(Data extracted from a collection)
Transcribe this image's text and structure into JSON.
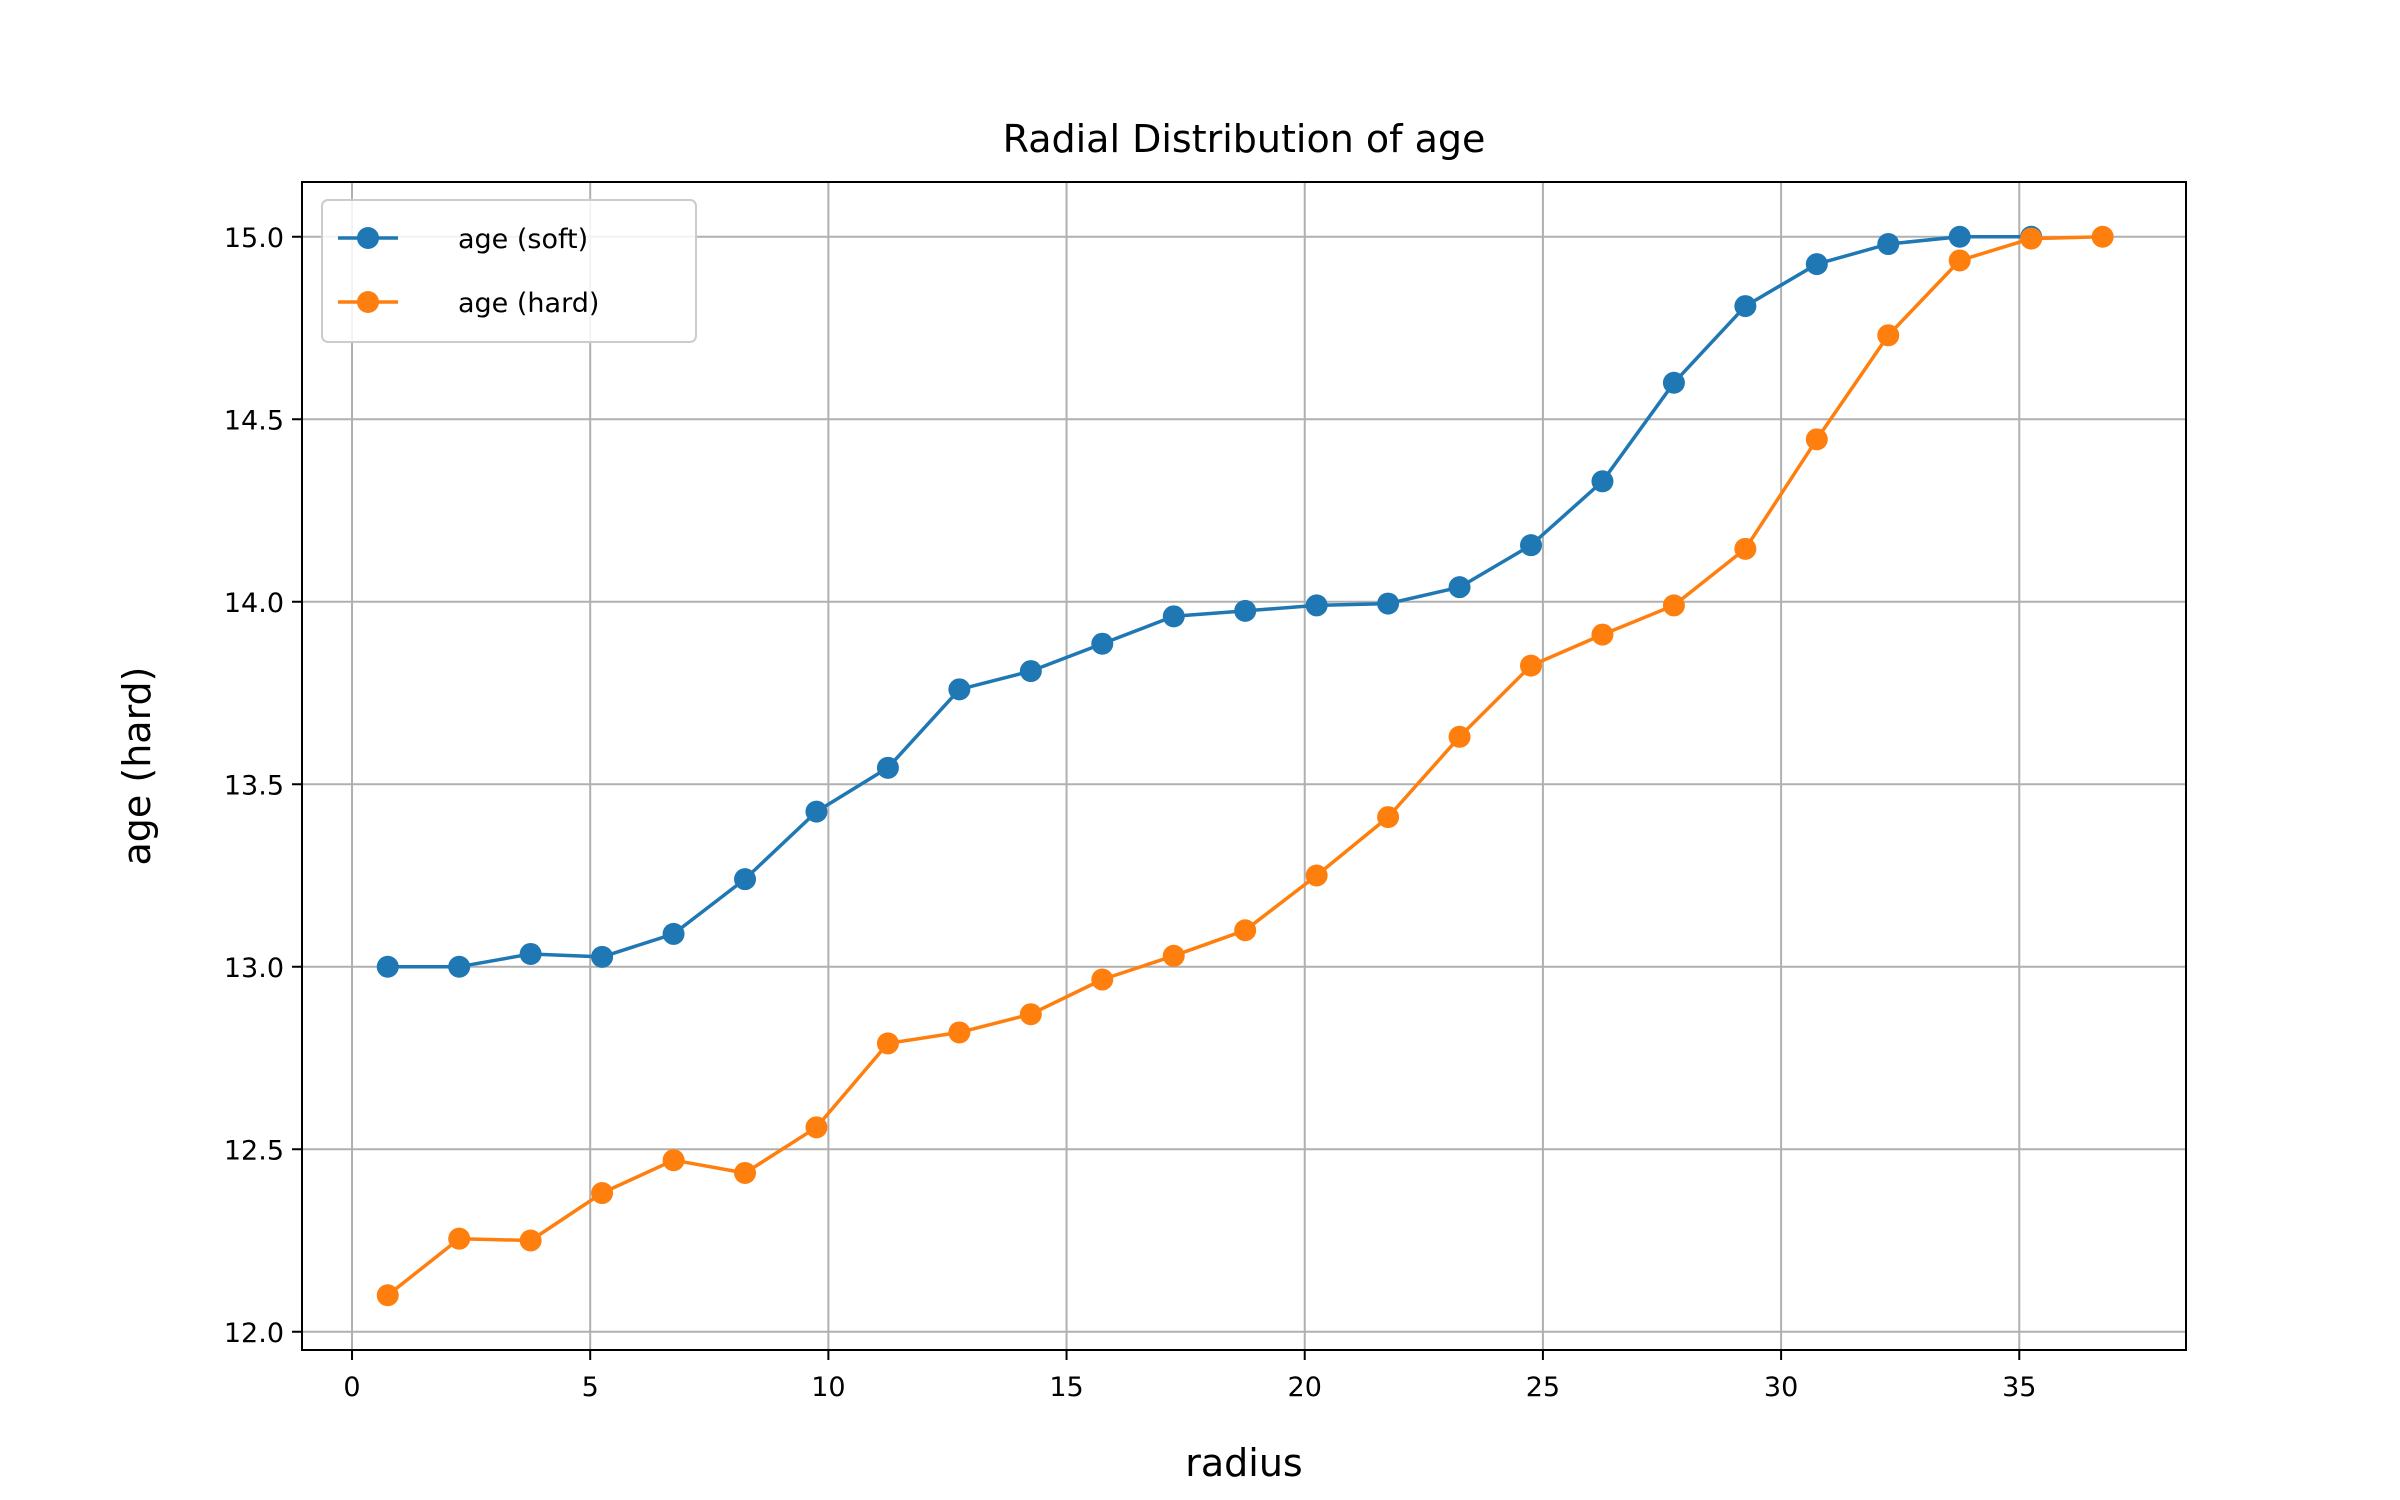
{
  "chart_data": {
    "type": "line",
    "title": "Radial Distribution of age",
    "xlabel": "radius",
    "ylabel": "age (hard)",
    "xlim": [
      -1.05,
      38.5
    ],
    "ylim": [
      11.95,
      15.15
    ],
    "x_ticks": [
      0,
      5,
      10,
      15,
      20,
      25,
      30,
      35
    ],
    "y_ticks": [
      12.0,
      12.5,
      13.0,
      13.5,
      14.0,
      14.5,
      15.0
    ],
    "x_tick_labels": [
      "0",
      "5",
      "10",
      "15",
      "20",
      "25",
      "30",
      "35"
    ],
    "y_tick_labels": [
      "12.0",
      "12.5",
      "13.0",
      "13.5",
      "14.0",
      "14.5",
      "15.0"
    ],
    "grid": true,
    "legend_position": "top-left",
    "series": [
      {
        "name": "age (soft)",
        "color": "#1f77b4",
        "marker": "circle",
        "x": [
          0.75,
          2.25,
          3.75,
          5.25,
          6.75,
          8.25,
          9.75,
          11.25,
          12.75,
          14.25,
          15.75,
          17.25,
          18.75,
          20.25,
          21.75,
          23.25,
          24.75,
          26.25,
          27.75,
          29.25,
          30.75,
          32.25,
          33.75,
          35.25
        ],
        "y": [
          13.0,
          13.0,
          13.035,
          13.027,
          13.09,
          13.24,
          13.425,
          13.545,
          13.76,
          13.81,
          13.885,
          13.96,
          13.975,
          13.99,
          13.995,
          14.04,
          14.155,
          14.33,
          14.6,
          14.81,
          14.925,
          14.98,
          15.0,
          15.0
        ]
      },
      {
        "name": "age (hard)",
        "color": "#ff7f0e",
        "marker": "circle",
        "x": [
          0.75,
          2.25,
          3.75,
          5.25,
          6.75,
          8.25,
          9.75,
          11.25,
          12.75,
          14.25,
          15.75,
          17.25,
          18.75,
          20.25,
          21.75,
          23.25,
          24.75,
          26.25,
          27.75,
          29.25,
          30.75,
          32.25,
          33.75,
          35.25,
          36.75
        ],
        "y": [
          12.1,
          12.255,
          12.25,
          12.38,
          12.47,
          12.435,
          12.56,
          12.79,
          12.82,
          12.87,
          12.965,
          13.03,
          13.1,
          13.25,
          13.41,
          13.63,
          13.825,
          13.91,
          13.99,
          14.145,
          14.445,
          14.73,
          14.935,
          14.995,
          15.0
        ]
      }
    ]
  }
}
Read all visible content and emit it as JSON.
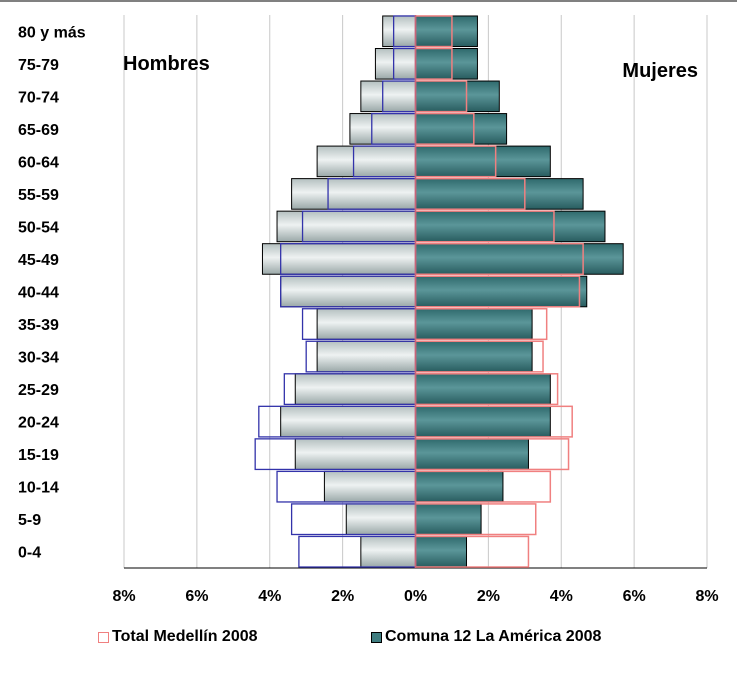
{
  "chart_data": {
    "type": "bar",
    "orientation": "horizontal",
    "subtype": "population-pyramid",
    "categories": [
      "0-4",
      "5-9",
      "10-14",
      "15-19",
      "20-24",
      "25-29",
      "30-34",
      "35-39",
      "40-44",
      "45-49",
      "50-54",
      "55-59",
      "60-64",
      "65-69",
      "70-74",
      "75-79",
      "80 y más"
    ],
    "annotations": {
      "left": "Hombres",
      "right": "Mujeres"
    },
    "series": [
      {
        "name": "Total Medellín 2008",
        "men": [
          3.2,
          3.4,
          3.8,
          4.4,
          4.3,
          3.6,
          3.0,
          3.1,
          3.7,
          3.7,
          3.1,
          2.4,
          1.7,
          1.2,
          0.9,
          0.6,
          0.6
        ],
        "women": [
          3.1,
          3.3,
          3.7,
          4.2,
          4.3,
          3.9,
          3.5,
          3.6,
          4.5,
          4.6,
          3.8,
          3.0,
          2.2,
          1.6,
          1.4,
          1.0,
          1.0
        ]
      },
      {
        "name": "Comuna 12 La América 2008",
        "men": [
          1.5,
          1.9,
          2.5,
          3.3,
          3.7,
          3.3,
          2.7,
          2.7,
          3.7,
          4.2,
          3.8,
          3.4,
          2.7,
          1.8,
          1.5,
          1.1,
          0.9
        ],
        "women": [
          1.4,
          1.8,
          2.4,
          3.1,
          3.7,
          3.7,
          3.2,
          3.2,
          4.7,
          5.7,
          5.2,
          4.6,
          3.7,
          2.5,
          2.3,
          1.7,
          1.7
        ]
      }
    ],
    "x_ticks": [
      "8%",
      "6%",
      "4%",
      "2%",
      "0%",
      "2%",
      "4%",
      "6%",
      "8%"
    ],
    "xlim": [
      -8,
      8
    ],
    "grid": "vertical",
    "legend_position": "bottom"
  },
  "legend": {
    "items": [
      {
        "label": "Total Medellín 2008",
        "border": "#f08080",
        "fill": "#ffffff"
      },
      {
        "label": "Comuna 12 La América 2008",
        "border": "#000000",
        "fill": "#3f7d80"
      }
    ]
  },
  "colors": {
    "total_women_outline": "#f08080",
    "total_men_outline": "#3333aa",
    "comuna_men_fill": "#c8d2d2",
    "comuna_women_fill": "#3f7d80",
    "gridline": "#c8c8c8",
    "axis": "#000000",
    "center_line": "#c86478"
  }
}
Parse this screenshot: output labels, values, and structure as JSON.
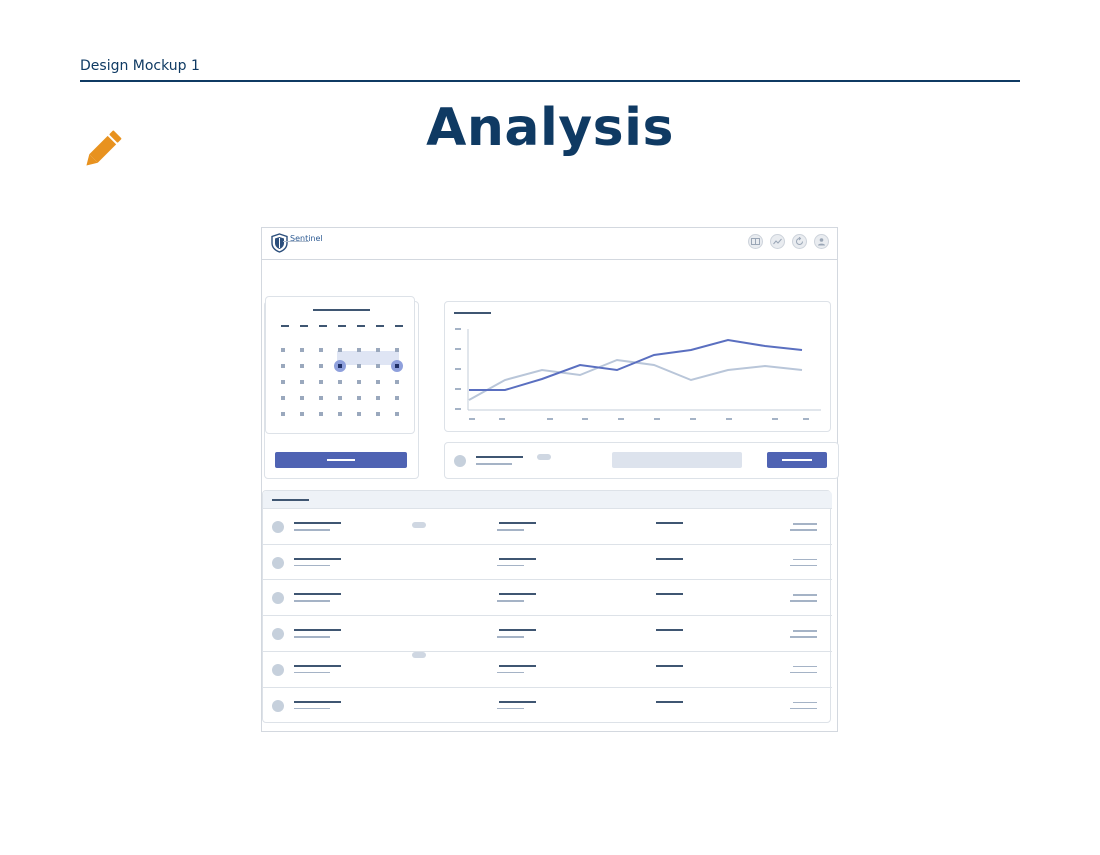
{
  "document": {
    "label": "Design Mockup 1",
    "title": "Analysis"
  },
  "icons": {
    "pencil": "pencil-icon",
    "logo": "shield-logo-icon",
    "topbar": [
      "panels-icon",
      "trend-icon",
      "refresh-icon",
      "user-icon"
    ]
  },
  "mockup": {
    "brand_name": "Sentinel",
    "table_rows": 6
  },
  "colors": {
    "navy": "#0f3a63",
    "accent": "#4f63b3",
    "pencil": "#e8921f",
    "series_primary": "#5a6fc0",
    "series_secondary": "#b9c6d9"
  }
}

▸ **GOAL OF THE EXERCISE**:
Every entry should be returned exactly as written, minus the pictures.

▸ **FINISHED TASK**:
Transcribe this image's text and structure into JSON.
{
  "chart_data": {
    "type": "line",
    "title": "Radial Distribution of age",
    "xlabel": "radius",
    "ylabel": "age (hard)",
    "xlim": [
      -1.05,
      38.5
    ],
    "ylim": [
      11.95,
      15.15
    ],
    "x_ticks": [
      0,
      5,
      10,
      15,
      20,
      25,
      30,
      35
    ],
    "y_ticks": [
      12.0,
      12.5,
      13.0,
      13.5,
      14.0,
      14.5,
      15.0
    ],
    "x_tick_labels": [
      "0",
      "5",
      "10",
      "15",
      "20",
      "25",
      "30",
      "35"
    ],
    "y_tick_labels": [
      "12.0",
      "12.5",
      "13.0",
      "13.5",
      "14.0",
      "14.5",
      "15.0"
    ],
    "grid": true,
    "legend_position": "top-left",
    "series": [
      {
        "name": "age (soft)",
        "color": "#1f77b4",
        "marker": "circle",
        "x": [
          0.75,
          2.25,
          3.75,
          5.25,
          6.75,
          8.25,
          9.75,
          11.25,
          12.75,
          14.25,
          15.75,
          17.25,
          18.75,
          20.25,
          21.75,
          23.25,
          24.75,
          26.25,
          27.75,
          29.25,
          30.75,
          32.25,
          33.75,
          35.25
        ],
        "y": [
          13.0,
          13.0,
          13.035,
          13.027,
          13.09,
          13.24,
          13.425,
          13.545,
          13.76,
          13.81,
          13.885,
          13.96,
          13.975,
          13.99,
          13.995,
          14.04,
          14.155,
          14.33,
          14.6,
          14.81,
          14.925,
          14.98,
          15.0,
          15.0
        ]
      },
      {
        "name": "age (hard)",
        "color": "#ff7f0e",
        "marker": "circle",
        "x": [
          0.75,
          2.25,
          3.75,
          5.25,
          6.75,
          8.25,
          9.75,
          11.25,
          12.75,
          14.25,
          15.75,
          17.25,
          18.75,
          20.25,
          21.75,
          23.25,
          24.75,
          26.25,
          27.75,
          29.25,
          30.75,
          32.25,
          33.75,
          35.25,
          36.75
        ],
        "y": [
          12.1,
          12.255,
          12.25,
          12.38,
          12.47,
          12.435,
          12.56,
          12.79,
          12.82,
          12.87,
          12.965,
          13.03,
          13.1,
          13.25,
          13.41,
          13.63,
          13.825,
          13.91,
          13.99,
          14.145,
          14.445,
          14.73,
          14.935,
          14.995,
          15.0
        ]
      }
    ]
  }
}
Read all visible content and emit it as JSON.
{
  "chart_data": {
    "type": "bar",
    "orientation": "horizontal",
    "subtype": "population-pyramid",
    "categories": [
      "0-4",
      "5-9",
      "10-14",
      "15-19",
      "20-24",
      "25-29",
      "30-34",
      "35-39",
      "40-44",
      "45-49",
      "50-54",
      "55-59",
      "60-64",
      "65-69",
      "70-74",
      "75-79",
      "80 y más"
    ],
    "annotations": {
      "left": "Hombres",
      "right": "Mujeres"
    },
    "series": [
      {
        "name": "Total Medellín 2008",
        "men": [
          3.2,
          3.4,
          3.8,
          4.4,
          4.3,
          3.6,
          3.0,
          3.1,
          3.7,
          3.7,
          3.1,
          2.4,
          1.7,
          1.2,
          0.9,
          0.6,
          0.6
        ],
        "women": [
          3.1,
          3.3,
          3.7,
          4.2,
          4.3,
          3.9,
          3.5,
          3.6,
          4.5,
          4.6,
          3.8,
          3.0,
          2.2,
          1.6,
          1.4,
          1.0,
          1.0
        ]
      },
      {
        "name": "Comuna 12 La América 2008",
        "men": [
          1.5,
          1.9,
          2.5,
          3.3,
          3.7,
          3.3,
          2.7,
          2.7,
          3.7,
          4.2,
          3.8,
          3.4,
          2.7,
          1.8,
          1.5,
          1.1,
          0.9
        ],
        "women": [
          1.4,
          1.8,
          2.4,
          3.1,
          3.7,
          3.7,
          3.2,
          3.2,
          4.7,
          5.7,
          5.2,
          4.6,
          3.7,
          2.5,
          2.3,
          1.7,
          1.7
        ]
      }
    ],
    "x_ticks": [
      "8%",
      "6%",
      "4%",
      "2%",
      "0%",
      "2%",
      "4%",
      "6%",
      "8%"
    ],
    "xlim": [
      -8,
      8
    ],
    "grid": "vertical",
    "legend_position": "bottom"
  },
  "legend": {
    "items": [
      {
        "label": "Total Medellín 2008",
        "border": "#f08080",
        "fill": "#ffffff"
      },
      {
        "label": "Comuna 12 La América 2008",
        "border": "#000000",
        "fill": "#3f7d80"
      }
    ]
  },
  "colors": {
    "total_women_outline": "#f08080",
    "total_men_outline": "#3333aa",
    "comuna_men_fill": "#c8d2d2",
    "comuna_women_fill": "#3f7d80",
    "gridline": "#c8c8c8",
    "axis": "#000000",
    "center_line": "#c86478"
  }
}
Parse this screenshot: output labels, values, and structure as JSON.
{
  "document": {
    "label": "Design Mockup 1",
    "title": "Analysis"
  },
  "icons": {
    "pencil": "pencil-icon",
    "logo": "shield-logo-icon",
    "topbar": [
      "panels-icon",
      "trend-icon",
      "refresh-icon",
      "user-icon"
    ]
  },
  "mockup": {
    "brand_name": "Sentinel",
    "table_rows": 6
  },
  "colors": {
    "navy": "#0f3a63",
    "accent": "#4f63b3",
    "pencil": "#e8921f",
    "series_primary": "#5a6fc0",
    "series_secondary": "#b9c6d9"
  }
}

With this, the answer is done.